◆ GIVEN RECORDS:

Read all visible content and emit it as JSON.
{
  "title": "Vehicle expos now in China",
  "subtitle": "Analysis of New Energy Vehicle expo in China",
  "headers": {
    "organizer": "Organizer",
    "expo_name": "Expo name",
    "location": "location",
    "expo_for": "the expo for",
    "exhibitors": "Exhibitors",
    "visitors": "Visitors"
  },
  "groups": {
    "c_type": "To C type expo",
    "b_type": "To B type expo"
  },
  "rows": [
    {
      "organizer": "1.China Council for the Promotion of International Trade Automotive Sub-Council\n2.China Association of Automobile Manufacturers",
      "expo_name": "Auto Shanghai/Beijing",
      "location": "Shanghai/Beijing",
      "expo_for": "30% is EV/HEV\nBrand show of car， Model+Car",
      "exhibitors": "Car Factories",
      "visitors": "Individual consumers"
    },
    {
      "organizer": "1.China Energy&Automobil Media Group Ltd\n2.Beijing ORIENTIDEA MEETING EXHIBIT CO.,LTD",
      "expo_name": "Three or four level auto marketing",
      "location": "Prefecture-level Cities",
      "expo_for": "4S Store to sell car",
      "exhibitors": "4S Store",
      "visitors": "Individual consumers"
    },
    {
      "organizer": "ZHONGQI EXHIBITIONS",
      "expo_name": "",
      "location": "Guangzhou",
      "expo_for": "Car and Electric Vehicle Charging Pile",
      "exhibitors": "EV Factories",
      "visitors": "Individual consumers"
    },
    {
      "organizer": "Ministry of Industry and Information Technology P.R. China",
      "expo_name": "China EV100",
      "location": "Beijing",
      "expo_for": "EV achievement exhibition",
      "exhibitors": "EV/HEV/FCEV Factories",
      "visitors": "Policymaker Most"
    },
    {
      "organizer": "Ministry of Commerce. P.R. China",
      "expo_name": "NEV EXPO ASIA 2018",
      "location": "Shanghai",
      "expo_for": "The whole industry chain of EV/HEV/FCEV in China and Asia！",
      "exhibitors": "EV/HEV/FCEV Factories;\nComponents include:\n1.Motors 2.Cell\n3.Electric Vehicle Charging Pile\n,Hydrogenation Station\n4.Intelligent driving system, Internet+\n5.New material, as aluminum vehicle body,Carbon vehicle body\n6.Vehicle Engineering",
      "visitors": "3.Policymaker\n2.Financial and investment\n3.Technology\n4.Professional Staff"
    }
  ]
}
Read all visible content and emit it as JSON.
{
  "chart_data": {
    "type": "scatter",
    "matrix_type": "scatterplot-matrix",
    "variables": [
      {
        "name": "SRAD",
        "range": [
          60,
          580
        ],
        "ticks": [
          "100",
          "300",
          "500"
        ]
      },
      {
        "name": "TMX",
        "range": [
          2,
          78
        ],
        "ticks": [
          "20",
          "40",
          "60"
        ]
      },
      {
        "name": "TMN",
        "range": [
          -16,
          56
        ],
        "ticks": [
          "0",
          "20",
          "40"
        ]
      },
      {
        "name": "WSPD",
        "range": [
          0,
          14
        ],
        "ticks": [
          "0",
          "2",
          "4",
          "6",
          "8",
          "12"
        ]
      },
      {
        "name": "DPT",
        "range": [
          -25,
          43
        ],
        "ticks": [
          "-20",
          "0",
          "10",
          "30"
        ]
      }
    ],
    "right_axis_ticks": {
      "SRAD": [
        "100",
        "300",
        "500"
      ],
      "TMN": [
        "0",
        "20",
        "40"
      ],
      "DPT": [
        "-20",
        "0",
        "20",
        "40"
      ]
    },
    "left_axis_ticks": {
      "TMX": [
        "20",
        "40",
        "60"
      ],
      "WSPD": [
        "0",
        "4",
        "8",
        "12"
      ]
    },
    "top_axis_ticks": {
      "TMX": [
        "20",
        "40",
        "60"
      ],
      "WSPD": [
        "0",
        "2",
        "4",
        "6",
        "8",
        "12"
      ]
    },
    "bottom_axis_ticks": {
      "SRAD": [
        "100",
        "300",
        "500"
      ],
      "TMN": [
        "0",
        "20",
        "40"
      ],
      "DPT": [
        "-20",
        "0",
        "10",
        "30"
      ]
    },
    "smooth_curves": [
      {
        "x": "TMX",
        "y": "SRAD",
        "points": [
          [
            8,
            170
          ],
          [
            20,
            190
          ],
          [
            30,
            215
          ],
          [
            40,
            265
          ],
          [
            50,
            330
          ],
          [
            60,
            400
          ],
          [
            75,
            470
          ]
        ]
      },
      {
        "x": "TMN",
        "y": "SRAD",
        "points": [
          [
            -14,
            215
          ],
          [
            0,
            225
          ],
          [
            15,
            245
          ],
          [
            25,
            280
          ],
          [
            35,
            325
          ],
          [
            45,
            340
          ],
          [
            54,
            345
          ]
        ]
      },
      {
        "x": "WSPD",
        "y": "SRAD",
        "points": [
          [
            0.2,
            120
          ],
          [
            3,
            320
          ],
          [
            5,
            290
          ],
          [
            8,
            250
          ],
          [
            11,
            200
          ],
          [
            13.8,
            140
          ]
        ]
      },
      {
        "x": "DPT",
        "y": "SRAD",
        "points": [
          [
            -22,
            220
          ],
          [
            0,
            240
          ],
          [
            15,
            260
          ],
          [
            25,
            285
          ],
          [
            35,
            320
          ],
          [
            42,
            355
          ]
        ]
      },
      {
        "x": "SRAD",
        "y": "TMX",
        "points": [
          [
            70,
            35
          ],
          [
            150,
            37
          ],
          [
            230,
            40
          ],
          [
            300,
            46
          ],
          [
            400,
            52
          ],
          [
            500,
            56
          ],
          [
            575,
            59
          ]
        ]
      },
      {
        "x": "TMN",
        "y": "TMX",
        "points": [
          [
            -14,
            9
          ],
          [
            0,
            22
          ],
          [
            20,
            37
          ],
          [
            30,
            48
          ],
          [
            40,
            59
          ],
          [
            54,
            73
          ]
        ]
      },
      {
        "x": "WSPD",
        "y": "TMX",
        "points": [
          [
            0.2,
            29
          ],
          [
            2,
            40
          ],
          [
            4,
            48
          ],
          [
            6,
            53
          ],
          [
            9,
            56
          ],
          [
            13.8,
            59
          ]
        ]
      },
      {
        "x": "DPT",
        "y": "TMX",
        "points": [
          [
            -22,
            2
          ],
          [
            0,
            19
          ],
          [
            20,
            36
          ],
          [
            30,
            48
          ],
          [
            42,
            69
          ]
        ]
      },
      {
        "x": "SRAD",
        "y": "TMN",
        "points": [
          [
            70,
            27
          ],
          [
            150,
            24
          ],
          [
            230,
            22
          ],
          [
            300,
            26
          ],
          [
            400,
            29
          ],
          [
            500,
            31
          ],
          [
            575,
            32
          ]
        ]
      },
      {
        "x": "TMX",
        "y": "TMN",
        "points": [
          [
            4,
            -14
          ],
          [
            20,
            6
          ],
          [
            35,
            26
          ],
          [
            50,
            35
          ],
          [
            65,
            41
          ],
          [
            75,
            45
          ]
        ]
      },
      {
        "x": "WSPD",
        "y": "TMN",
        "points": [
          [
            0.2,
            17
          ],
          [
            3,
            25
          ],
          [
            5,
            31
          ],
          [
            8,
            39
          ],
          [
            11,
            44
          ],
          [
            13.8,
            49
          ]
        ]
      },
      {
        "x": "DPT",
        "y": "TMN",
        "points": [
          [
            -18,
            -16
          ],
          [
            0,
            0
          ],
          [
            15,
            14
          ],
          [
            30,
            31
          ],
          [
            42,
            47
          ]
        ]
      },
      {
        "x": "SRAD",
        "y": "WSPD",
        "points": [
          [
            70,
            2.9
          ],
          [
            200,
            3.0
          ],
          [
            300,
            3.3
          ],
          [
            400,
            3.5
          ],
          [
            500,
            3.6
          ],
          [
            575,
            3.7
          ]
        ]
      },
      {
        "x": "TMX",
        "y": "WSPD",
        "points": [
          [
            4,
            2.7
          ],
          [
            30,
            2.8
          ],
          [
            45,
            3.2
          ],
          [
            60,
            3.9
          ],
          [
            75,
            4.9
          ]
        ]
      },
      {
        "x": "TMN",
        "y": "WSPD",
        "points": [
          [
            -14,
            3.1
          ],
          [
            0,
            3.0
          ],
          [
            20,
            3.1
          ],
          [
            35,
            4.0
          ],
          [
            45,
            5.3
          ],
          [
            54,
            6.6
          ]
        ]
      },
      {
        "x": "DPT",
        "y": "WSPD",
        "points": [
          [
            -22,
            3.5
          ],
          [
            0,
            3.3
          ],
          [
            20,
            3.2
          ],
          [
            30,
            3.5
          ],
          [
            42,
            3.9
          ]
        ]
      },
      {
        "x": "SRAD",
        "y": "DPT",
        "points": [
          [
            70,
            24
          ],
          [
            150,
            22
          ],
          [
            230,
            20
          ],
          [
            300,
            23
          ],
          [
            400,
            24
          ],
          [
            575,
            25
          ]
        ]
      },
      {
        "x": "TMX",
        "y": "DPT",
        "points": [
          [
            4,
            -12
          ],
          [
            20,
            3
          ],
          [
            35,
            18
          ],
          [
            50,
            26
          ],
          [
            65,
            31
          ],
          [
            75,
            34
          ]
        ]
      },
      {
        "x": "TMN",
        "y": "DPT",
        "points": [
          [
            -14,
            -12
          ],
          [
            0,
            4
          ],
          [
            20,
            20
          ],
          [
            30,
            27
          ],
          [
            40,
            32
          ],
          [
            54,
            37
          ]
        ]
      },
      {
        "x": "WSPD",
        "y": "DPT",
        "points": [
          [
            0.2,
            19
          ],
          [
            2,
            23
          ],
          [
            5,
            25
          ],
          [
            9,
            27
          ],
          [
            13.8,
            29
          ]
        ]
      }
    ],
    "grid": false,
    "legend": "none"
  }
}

◆ TASK OBJECTIVE:
List all lines in the material containing the string "Charging".

◆ WRITTEN SOLUTION:
      "expo_for": "Car and Electric Vehicle Charging Pile",
      "exhibitors": "EV/HEV/FCEV Factories;\nComponents include:\n1.Motors 2.Cell\n3.Electric Vehicle Charging Pile\n,Hydrogenation Station\n4.Intelligent driving system, Internet+\n5.New material, as aluminum vehicle body,Carbon vehicle body\n6.Vehicle Engineering",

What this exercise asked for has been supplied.